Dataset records
%%
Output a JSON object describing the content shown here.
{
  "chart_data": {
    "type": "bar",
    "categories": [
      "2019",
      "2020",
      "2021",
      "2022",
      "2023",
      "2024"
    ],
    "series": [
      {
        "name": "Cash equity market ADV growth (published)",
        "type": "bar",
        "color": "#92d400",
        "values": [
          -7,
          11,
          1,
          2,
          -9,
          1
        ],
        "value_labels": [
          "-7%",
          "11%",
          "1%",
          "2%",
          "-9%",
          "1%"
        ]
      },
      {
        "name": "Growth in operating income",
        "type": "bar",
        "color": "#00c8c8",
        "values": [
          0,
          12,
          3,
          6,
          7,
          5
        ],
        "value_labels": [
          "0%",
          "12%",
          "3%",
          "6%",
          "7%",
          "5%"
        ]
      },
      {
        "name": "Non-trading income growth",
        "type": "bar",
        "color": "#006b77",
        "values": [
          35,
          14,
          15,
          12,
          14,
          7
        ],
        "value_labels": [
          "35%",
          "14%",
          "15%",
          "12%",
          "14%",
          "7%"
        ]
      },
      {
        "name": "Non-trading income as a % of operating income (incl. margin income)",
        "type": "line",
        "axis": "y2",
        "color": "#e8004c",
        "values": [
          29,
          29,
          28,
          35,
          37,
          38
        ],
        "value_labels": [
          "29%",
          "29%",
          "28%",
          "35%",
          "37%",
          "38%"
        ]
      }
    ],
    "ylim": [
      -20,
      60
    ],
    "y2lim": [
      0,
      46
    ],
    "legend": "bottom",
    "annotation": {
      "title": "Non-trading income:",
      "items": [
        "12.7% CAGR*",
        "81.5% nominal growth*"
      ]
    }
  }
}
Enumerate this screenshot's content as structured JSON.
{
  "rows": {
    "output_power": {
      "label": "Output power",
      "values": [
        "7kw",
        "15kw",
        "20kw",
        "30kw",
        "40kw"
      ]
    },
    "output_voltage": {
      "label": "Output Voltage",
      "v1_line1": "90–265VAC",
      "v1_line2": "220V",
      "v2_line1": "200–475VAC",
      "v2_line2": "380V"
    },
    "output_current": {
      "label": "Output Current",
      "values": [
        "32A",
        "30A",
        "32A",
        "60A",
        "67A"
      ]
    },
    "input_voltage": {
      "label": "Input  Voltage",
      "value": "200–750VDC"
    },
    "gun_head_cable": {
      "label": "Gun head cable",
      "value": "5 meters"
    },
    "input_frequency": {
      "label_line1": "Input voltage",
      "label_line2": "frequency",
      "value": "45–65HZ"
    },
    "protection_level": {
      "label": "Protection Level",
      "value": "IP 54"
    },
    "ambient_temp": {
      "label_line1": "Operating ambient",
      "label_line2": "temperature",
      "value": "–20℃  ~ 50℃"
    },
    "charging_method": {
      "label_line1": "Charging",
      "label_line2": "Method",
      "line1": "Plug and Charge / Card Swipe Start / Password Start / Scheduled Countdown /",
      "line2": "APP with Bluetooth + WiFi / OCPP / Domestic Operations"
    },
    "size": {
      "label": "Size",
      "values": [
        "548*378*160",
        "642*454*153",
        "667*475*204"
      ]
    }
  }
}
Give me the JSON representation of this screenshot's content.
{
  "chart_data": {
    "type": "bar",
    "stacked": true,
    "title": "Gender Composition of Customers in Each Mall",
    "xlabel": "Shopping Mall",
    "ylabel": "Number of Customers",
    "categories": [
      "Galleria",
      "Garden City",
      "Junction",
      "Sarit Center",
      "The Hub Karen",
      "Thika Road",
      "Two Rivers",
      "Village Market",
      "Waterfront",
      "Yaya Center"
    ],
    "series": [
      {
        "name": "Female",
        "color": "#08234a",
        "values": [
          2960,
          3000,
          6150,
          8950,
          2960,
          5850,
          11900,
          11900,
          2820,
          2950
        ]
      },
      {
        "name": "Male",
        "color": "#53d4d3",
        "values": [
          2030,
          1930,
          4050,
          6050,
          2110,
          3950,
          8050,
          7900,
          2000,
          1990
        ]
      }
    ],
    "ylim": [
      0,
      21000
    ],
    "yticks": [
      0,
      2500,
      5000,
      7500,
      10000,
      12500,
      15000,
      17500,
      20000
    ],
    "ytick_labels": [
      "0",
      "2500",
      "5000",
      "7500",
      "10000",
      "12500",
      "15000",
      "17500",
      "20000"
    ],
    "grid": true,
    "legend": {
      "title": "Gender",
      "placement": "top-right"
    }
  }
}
%%
Identify every line above with the string "color" in it. Copy those lines.

        "color": "#92d400",
        "color": "#00c8c8",
        "color": "#006b77",
        "color": "#e8004c",
        "color": "#08234a",
        "color": "#53d4d3",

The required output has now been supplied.